Below are the records. Gather each line that holds "家长教育促进法".

[Begin GIVEN RECORDS]

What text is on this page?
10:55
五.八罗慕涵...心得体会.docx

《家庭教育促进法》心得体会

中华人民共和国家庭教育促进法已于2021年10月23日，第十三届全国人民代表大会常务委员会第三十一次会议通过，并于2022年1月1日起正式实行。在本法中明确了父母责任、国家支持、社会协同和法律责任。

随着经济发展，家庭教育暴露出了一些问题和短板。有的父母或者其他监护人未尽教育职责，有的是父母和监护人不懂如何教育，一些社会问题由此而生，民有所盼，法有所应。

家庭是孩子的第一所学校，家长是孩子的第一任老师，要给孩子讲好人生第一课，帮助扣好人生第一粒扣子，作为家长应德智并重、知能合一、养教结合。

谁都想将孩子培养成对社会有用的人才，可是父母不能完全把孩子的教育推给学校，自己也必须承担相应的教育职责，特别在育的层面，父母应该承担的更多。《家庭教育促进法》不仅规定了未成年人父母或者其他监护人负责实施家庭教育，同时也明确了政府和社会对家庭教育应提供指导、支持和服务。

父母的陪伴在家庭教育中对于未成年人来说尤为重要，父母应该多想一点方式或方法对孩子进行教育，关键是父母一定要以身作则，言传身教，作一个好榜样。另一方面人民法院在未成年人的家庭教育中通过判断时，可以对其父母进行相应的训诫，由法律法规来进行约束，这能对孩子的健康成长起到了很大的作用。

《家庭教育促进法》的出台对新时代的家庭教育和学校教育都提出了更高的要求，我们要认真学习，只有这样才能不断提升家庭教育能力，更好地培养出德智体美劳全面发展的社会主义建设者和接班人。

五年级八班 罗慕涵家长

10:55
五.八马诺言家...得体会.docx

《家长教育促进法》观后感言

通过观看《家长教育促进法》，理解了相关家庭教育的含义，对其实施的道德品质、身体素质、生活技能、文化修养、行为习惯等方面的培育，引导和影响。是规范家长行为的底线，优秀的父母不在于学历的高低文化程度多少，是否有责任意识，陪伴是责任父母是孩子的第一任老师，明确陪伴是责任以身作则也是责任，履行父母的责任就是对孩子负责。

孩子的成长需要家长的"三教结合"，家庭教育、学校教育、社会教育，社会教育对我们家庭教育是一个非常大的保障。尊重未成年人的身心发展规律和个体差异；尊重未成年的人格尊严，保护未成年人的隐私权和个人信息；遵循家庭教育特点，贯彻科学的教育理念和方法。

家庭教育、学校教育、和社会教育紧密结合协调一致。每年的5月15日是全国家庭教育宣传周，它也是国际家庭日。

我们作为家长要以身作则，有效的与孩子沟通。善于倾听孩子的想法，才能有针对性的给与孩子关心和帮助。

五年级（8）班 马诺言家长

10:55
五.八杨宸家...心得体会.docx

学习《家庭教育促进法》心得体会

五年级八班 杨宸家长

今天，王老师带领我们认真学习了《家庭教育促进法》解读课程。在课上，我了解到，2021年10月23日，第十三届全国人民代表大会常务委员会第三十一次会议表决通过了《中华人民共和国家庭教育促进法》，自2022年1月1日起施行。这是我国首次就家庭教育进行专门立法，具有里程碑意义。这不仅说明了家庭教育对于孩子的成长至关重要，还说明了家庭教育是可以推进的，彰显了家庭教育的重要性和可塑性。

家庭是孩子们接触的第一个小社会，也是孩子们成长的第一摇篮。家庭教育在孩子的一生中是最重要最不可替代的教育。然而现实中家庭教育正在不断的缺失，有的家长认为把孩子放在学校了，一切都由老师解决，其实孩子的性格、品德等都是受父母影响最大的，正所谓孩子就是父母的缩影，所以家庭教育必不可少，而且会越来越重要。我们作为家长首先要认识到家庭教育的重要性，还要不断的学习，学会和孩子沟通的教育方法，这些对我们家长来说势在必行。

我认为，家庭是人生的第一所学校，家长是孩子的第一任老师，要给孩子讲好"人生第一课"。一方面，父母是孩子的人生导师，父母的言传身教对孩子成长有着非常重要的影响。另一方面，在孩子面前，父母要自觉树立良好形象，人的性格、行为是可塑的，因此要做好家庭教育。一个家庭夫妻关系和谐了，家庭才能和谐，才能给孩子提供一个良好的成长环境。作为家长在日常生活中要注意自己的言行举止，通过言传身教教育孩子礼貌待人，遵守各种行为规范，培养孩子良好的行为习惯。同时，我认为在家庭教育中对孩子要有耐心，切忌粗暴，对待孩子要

[End GIVEN RECORDS]

ANSWER IN FULL
《家长教育促进法》观后感言
通过观看《家长教育促进法》，理解了相关家庭教育的含义，对其实施的道德品质、身体素质、生活技能、文化修养、行为习惯等方面的培育，引导和影响。是规范家长行为的底线，优秀的父母不在于学历的高低文化程度多少，是否有责任意识，陪伴是责任父母是孩子的第一任老师，明确陪伴是责任以身作则也是责任，履行父母的责任就是对孩子负责。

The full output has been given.